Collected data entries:
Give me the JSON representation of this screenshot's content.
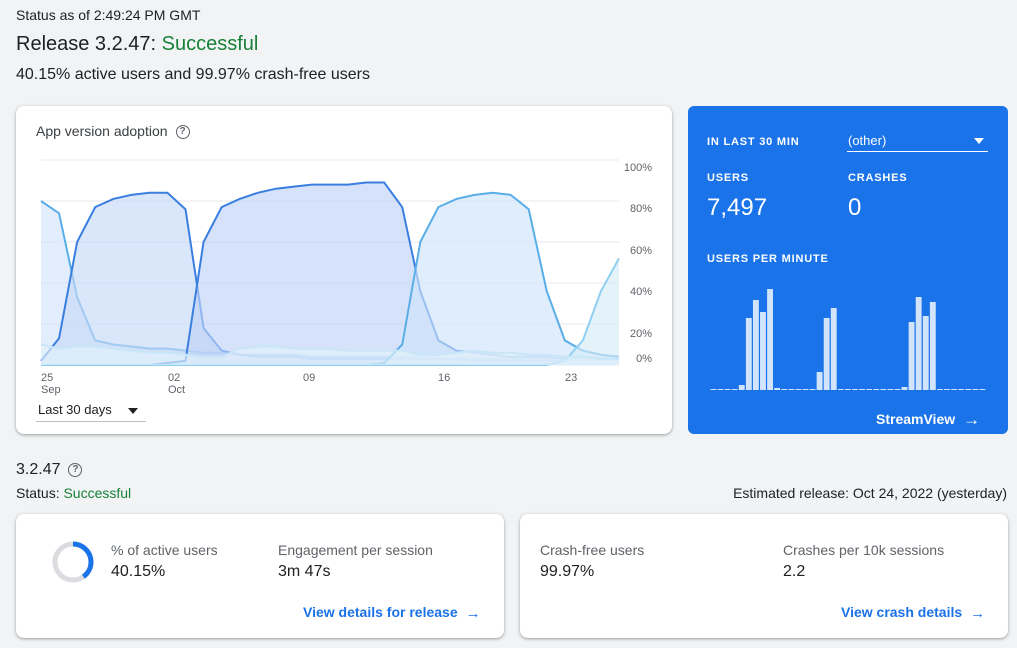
{
  "header": {
    "status_time": "Status as of 2:49:24 PM GMT",
    "release_prefix": "Release 3.2.47: ",
    "release_status": "Successful",
    "summary": "40.15% active users and 99.97% crash-free users"
  },
  "adoption": {
    "title": "App version adoption",
    "range": "Last 30 days",
    "chart_data": {
      "type": "area",
      "x_ticks": [
        "25\nSep",
        "02\nOct",
        "09",
        "16",
        "23"
      ],
      "y_ticks": [
        "100%",
        "80%",
        "60%",
        "40%",
        "20%",
        "0%"
      ],
      "ylim": [
        0,
        100
      ],
      "x": [
        0,
        1,
        2,
        3,
        4,
        5,
        6,
        7,
        8,
        9,
        10,
        11,
        12,
        13,
        14,
        15,
        16,
        17,
        18,
        19,
        20,
        21,
        22,
        23,
        24,
        25,
        26,
        27,
        28,
        29,
        30,
        31,
        32
      ],
      "series": [
        {
          "values": [
            80,
            74,
            33,
            12,
            10,
            9,
            8,
            8,
            7,
            6,
            6,
            5,
            5,
            5,
            5,
            4,
            4,
            4,
            4,
            4,
            4,
            4,
            3,
            3,
            3,
            3,
            3,
            3,
            3,
            3,
            3,
            3,
            3
          ]
        },
        {
          "values": [
            2,
            13,
            60,
            77,
            81,
            83,
            84,
            84,
            76,
            18,
            7,
            5,
            4,
            4,
            4,
            3,
            3,
            3,
            3,
            3,
            3,
            3,
            3,
            3,
            2,
            2,
            2,
            2,
            2,
            2,
            2,
            2,
            2
          ]
        },
        {
          "values": [
            0,
            0,
            0,
            0,
            0,
            0,
            0,
            1,
            2,
            60,
            77,
            81,
            84,
            86,
            87,
            88,
            88,
            88,
            89,
            89,
            77,
            36,
            12,
            7,
            6,
            5,
            4,
            4,
            4,
            3,
            3,
            3,
            3
          ]
        },
        {
          "values": [
            0,
            0,
            0,
            0,
            0,
            0,
            0,
            0,
            0,
            0,
            0,
            0,
            0,
            0,
            0,
            0,
            0,
            0,
            0,
            1,
            10,
            60,
            77,
            81,
            83,
            84,
            83,
            76,
            36,
            12,
            7,
            5,
            4
          ]
        },
        {
          "values": [
            0,
            0,
            0,
            0,
            0,
            0,
            0,
            0,
            0,
            0,
            0,
            0,
            0,
            0,
            0,
            0,
            0,
            0,
            0,
            0,
            0,
            0,
            0,
            0,
            0,
            0,
            0,
            0,
            0,
            2,
            12,
            36,
            52
          ]
        },
        {
          "values": [
            10,
            8,
            9,
            9,
            8,
            7,
            6,
            6,
            5,
            4,
            4,
            8,
            9,
            9,
            8,
            8,
            8,
            7,
            7,
            7,
            7,
            5,
            5,
            6,
            7,
            6,
            6,
            5,
            5,
            4,
            4,
            3,
            3
          ]
        }
      ]
    }
  },
  "realtime": {
    "label_last": "IN LAST 30 MIN",
    "version_select": "(other)",
    "users_label": "USERS",
    "users_value": "7,497",
    "crashes_label": "CRASHES",
    "crashes_value": "0",
    "upm_label": "USERS PER MINUTE",
    "upm_values": [
      1,
      1,
      1,
      1,
      5,
      72,
      90,
      78,
      101,
      2,
      1,
      1,
      1,
      1,
      1,
      18,
      72,
      82,
      1,
      1,
      1,
      1,
      1,
      1,
      1,
      1,
      1,
      3,
      68,
      93,
      74,
      88,
      1,
      1,
      1,
      1,
      1,
      1,
      1
    ],
    "streamview": "StreamView"
  },
  "version": {
    "title": "3.2.47",
    "status_prefix": "Status: ",
    "status": "Successful",
    "estimated": "Estimated release: Oct 24, 2022 (yesterday)"
  },
  "metrics": {
    "active_users_label": "% of active users",
    "active_users_value": "40.15%",
    "active_users_fraction": 0.4015,
    "engagement_label": "Engagement per session",
    "engagement_value": "3m 47s",
    "view_release": "View details for release",
    "crash_free_label": "Crash-free users",
    "crash_free_value": "99.97%",
    "crashes_10k_label": "Crashes per 10k sessions",
    "crashes_10k_value": "2.2",
    "view_crash": "View crash details"
  },
  "colors": {
    "success": "#188038",
    "accent": "#1a73e8"
  }
}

• The problem: Return all lines containing "details".

• Written solution:
    "view_release": "View details for release",
    "view_crash": "View crash details"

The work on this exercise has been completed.